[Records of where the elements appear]
## BEGIN

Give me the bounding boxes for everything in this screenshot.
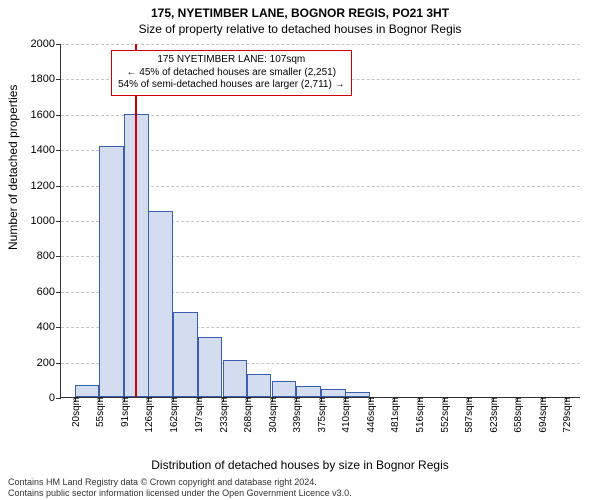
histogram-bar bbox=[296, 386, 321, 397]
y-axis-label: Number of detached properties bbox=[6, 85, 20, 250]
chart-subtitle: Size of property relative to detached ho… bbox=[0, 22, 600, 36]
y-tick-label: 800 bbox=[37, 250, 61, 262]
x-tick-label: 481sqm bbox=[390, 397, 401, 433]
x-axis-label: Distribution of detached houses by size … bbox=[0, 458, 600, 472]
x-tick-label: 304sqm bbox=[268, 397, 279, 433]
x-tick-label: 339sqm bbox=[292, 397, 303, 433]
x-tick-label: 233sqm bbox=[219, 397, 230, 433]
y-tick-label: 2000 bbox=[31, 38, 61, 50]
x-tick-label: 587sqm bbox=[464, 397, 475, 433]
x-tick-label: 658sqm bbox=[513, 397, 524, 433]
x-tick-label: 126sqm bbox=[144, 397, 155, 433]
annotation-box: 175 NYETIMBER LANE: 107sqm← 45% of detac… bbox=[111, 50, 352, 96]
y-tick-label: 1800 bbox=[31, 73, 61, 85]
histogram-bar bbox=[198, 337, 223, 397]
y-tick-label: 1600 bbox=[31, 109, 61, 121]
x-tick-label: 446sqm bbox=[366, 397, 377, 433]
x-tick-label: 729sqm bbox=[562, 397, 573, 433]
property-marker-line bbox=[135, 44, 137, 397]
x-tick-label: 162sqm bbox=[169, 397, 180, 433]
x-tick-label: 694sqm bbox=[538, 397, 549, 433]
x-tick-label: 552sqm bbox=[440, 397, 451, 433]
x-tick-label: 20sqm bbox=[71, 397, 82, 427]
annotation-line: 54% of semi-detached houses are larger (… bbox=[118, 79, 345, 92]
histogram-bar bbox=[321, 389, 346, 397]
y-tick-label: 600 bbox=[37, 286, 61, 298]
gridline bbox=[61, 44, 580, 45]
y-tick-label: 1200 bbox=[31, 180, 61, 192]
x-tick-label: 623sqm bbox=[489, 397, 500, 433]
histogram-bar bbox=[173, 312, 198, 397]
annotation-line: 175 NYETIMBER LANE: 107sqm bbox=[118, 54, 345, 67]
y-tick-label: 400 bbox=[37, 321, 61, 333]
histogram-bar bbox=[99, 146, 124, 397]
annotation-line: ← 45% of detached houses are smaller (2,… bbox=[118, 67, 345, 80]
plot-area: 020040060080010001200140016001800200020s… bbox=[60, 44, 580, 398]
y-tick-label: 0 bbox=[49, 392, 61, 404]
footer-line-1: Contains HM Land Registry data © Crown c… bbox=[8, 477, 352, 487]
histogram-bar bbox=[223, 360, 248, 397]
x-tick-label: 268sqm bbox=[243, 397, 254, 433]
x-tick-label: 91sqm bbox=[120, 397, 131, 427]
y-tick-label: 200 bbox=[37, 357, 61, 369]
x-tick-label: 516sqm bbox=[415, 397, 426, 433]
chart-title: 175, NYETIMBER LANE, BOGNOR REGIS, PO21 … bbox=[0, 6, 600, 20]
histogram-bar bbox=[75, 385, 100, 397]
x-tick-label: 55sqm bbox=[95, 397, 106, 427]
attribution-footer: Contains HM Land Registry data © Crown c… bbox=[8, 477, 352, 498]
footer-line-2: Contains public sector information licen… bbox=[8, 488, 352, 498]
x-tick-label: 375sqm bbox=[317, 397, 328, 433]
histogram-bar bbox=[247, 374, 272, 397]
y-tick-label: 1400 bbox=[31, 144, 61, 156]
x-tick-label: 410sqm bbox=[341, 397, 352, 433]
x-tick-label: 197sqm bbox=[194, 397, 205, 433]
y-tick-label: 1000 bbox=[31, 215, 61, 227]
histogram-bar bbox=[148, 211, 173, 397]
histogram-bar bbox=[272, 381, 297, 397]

## END

YOUR GOAL
Reproduce every line of the items above verbatim, leaving out the pictures.

PROBLEM SOLUTION
Give me the bounding boxes for everything in this screenshot.
histogram-bar bbox=[296, 386, 321, 397]
y-axis-label: Number of detached properties bbox=[6, 85, 20, 250]
chart-subtitle: Size of property relative to detached ho… bbox=[0, 22, 600, 36]
y-tick-label: 800 bbox=[37, 250, 61, 262]
x-tick-label: 481sqm bbox=[390, 397, 401, 433]
x-axis-label: Distribution of detached houses by size … bbox=[0, 458, 600, 472]
x-tick-label: 304sqm bbox=[268, 397, 279, 433]
x-tick-label: 339sqm bbox=[292, 397, 303, 433]
x-tick-label: 233sqm bbox=[219, 397, 230, 433]
y-tick-label: 2000 bbox=[31, 38, 61, 50]
x-tick-label: 587sqm bbox=[464, 397, 475, 433]
x-tick-label: 658sqm bbox=[513, 397, 524, 433]
x-tick-label: 126sqm bbox=[144, 397, 155, 433]
annotation-box: 175 NYETIMBER LANE: 107sqm← 45% of detac… bbox=[111, 50, 352, 96]
y-tick-label: 1800 bbox=[31, 73, 61, 85]
histogram-bar bbox=[198, 337, 223, 397]
y-tick-label: 1600 bbox=[31, 109, 61, 121]
x-tick-label: 446sqm bbox=[366, 397, 377, 433]
x-tick-label: 729sqm bbox=[562, 397, 573, 433]
property-marker-line bbox=[135, 44, 137, 397]
x-tick-label: 162sqm bbox=[169, 397, 180, 433]
x-tick-label: 694sqm bbox=[538, 397, 549, 433]
x-tick-label: 552sqm bbox=[440, 397, 451, 433]
x-tick-label: 20sqm bbox=[71, 397, 82, 427]
annotation-line: 54% of semi-detached houses are larger (… bbox=[118, 79, 345, 92]
histogram-bar bbox=[321, 389, 346, 397]
y-tick-label: 600 bbox=[37, 286, 61, 298]
gridline bbox=[61, 44, 580, 45]
y-tick-label: 1200 bbox=[31, 180, 61, 192]
x-tick-label: 623sqm bbox=[489, 397, 500, 433]
histogram-bar bbox=[173, 312, 198, 397]
annotation-line: 175 NYETIMBER LANE: 107sqm bbox=[118, 54, 345, 67]
y-tick-label: 400 bbox=[37, 321, 61, 333]
histogram-bar bbox=[99, 146, 124, 397]
annotation-line: ← 45% of detached houses are smaller (2,… bbox=[118, 67, 345, 80]
plot-area: 020040060080010001200140016001800200020s… bbox=[60, 44, 580, 398]
y-tick-label: 0 bbox=[49, 392, 61, 404]
footer-line-1: Contains HM Land Registry data © Crown c… bbox=[8, 477, 352, 487]
histogram-bar bbox=[223, 360, 248, 397]
x-tick-label: 268sqm bbox=[243, 397, 254, 433]
x-tick-label: 91sqm bbox=[120, 397, 131, 427]
y-tick-label: 200 bbox=[37, 357, 61, 369]
x-tick-label: 516sqm bbox=[415, 397, 426, 433]
chart-title: 175, NYETIMBER LANE, BOGNOR REGIS, PO21 … bbox=[0, 6, 600, 20]
histogram-bar bbox=[75, 385, 100, 397]
x-tick-label: 55sqm bbox=[95, 397, 106, 427]
attribution-footer: Contains HM Land Registry data © Crown c… bbox=[8, 477, 352, 498]
footer-line-2: Contains public sector information licen… bbox=[8, 488, 352, 498]
x-tick-label: 375sqm bbox=[317, 397, 328, 433]
histogram-bar bbox=[247, 374, 272, 397]
y-tick-label: 1400 bbox=[31, 144, 61, 156]
x-tick-label: 410sqm bbox=[341, 397, 352, 433]
x-tick-label: 197sqm bbox=[194, 397, 205, 433]
y-tick-label: 1000 bbox=[31, 215, 61, 227]
histogram-bar bbox=[148, 211, 173, 397]
histogram-bar bbox=[272, 381, 297, 397]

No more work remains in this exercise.